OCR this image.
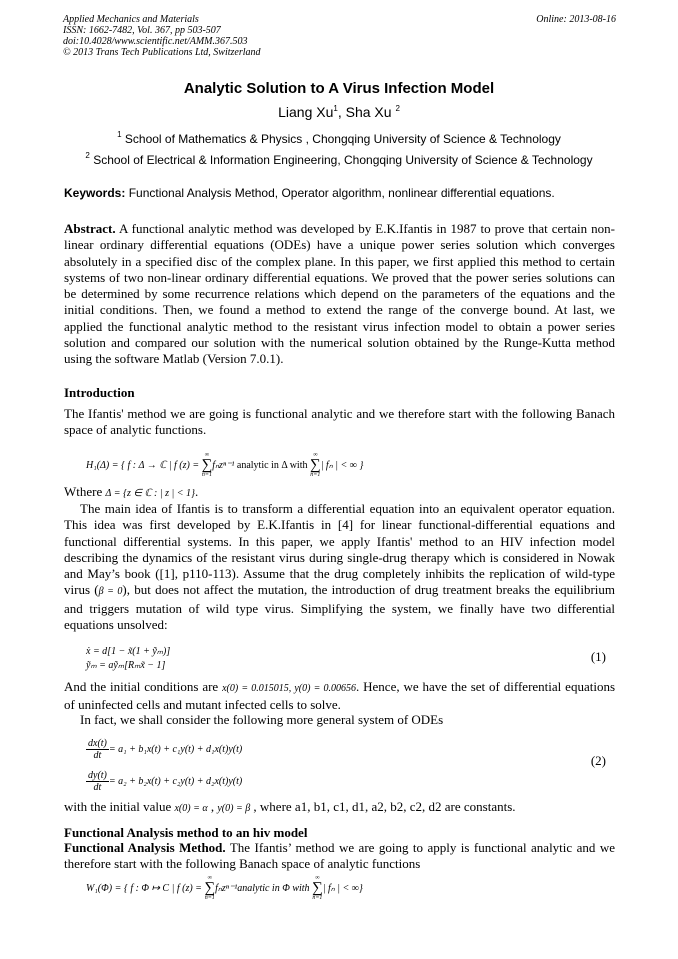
Applied Mechanics and Materials
ISSN: 1662-7482, Vol. 367, pp 503-507
doi:10.4028/www.scientific.net/AMM.367.503
© 2013 Trans Tech Publications Ltd, Switzerland
Online: 2013-08-16
Analytic Solution to A Virus Infection Model
Liang Xu$^1$, Sha Xu $^2$
$^1$ School of Mathematics & Physics , Chongqing University of Science & Technology
$^2$ School of Electrical & Information Engineering, Chongqing University of Science & Technology
Keywords: Functional Analysis Method, Operator algorithm, nonlinear differential equations.
Abstract. A functional analytic method was developed by E.K.Ifantis in 1987 to prove that certain non-linear ordinary differential equations (ODEs) have a unique power series solution which converges absolutely in a specified disc of the complex plane. In this paper, we first applied this method to certain systems of two non-linear ordinary differential equations. We proved that the power series solutions can be determined by some recurrence relations which depend on the parameters of the equations and the initial conditions. Then, we found a method to extend the range of the converge bound. At last, we applied the functional analytic method to the resistant virus infection model to obtain a power series solution and compared our solution with the numerical solution obtained by the Runge-Kutta method using the software Matlab (Version 7.0.1).
Introduction
The Ifantis' method we are going is functional analytic and we therefore start with the following Banach space of analytic functions.
H₁(Δ) = { f : Δ → ℂ | f (z) =
∞
∑
n=1
fₙzⁿ⁻¹ analytic in Δ with
∞
∑
n=1
| fₙ | < ∞ }
Wthere Δ = {z ∈ ℂ : | z | < 1}.
The main idea of Ifantis is to transform a differential equation into an equivalent operator equation. This idea was first developed by E.K.Ifantis in [4] for linear functional-differential equations and functional differential systems. In this paper, we apply Ifantis' method to an HIV infection model describing the dynamics of the resistant virus during single-drug therapy which is considered in Nowak and May’s book ([1], p110-113). Assume that the drug completely inhibits the replication of wild-type virus (β = 0), but does not affect the mutation, the introduction of drug treatment breaks the equilibrium and triggers mutation of wild type virus. Simplifying the system, we finally have two differential equations unsolved:
ẋ = d[1 − x̃(1 + ỹₘ)]
ỹₘ = aỹₘ[Rₘx̃ − 1]
(1)
And the initial conditions are x(0) = 0.015015, y(0) = 0.00656. Hence, we have the set of differential equations of uninfected cells and mutant infected cells to solve.
In fact, we shall consider the following more general system of ODEs
$\frac{dx(t)}{dt} = a_1 + b_1x(t) + c_1y(t) + d_1x(t)y(t)$
$\frac{dy(t)}{dt} = a_2 + b_2x(t) + c_2y(t) + d_2x(t)y(t)$
(2)
with the initial value x(0) = α , y(0) = β , where a1, b1, c1, d1, a2, b2, c2, d2 are constants.
Functional Analysis method to an hiv model
Functional Analysis Method. The Ifantis’ method we are going to apply is functional analytic and we therefore start with the following Banach space of analytic functions
W₁(Φ) = { f : Φ ↦ C | f (z) =
∞
∑
n=1
fₙzⁿ⁻¹analytic in Φ with
∞
∑
n=1
| fₙ | < ∞}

────────────────────

## [Exercise aim]
Restate every line of the listing exactly. Pictures are not part of the copy.

## [Response to this exercise]
OCR this image.
Applied Mechanics and Materials
ISSN: 1662-7482, Vol. 367, pp 503-507
doi:10.4028/www.scientific.net/AMM.367.503
© 2013 Trans Tech Publications Ltd, Switzerland
Online: 2013-08-16
Analytic Solution to A Virus Infection Model
Liang Xu$^1$, Sha Xu $^2$
$^1$ School of Mathematics & Physics , Chongqing University of Science & Technology
$^2$ School of Electrical & Information Engineering, Chongqing University of Science & Technology
Keywords: Functional Analysis Method, Operator algorithm, nonlinear differential equations.
Abstract. A functional analytic method was developed by E.K.Ifantis in 1987 to prove that certain non-linear ordinary differential equations (ODEs) have a unique power series solution which converges absolutely in a specified disc of the complex plane. In this paper, we first applied this method to certain systems of two non-linear ordinary differential equations. We proved that the power series solutions can be determined by some recurrence relations which depend on the parameters of the equations and the initial conditions. Then, we found a method to extend the range of the converge bound. At last, we applied the functional analytic method to the resistant virus infection model to obtain a power series solution and compared our solution with the numerical solution obtained by the Runge-Kutta method using the software Matlab (Version 7.0.1).
Introduction
The Ifantis' method we are going is functional analytic and we therefore start with the following Banach space of analytic functions.
H₁(Δ) = { f : Δ → ℂ | f (z) =
∞
∑
n=1
fₙzⁿ⁻¹ analytic in Δ with
∞
∑
n=1
| fₙ | < ∞ }
Wthere Δ = {z ∈ ℂ : | z | < 1}.
The main idea of Ifantis is to transform a differential equation into an equivalent operator equation. This idea was first developed by E.K.Ifantis in [4] for linear functional-differential equations and functional differential systems. In this paper, we apply Ifantis' method to an HIV infection model describing the dynamics of the resistant virus during single-drug therapy which is considered in Nowak and May’s book ([1], p110-113). Assume that the drug completely inhibits the replication of wild-type virus (β = 0), but does not affect the mutation, the introduction of drug treatment breaks the equilibrium and triggers mutation of wild type virus. Simplifying the system, we finally have two differential equations unsolved:
ẋ = d[1 − x̃(1 + ỹₘ)]
ỹₘ = aỹₘ[Rₘx̃ − 1]
(1)
And the initial conditions are x(0) = 0.015015, y(0) = 0.00656. Hence, we have the set of differential equations of uninfected cells and mutant infected cells to solve.
In fact, we shall consider the following more general system of ODEs
$\frac{dx(t)}{dt} = a_1 + b_1x(t) + c_1y(t) + d_1x(t)y(t)$
$\frac{dy(t)}{dt} = a_2 + b_2x(t) + c_2y(t) + d_2x(t)y(t)$
(2)
with the initial value x(0) = α , y(0) = β , where a1, b1, c1, d1, a2, b2, c2, d2 are constants.
Functional Analysis method to an hiv model
Functional Analysis Method. The Ifantis’ method we are going to apply is functional analytic and we therefore start with the following Banach space of analytic functions
W₁(Φ) = { f : Φ ↦ C | f (z) =
∞
∑
n=1
fₙzⁿ⁻¹analytic in Φ with
∞
∑
n=1
| fₙ | < ∞}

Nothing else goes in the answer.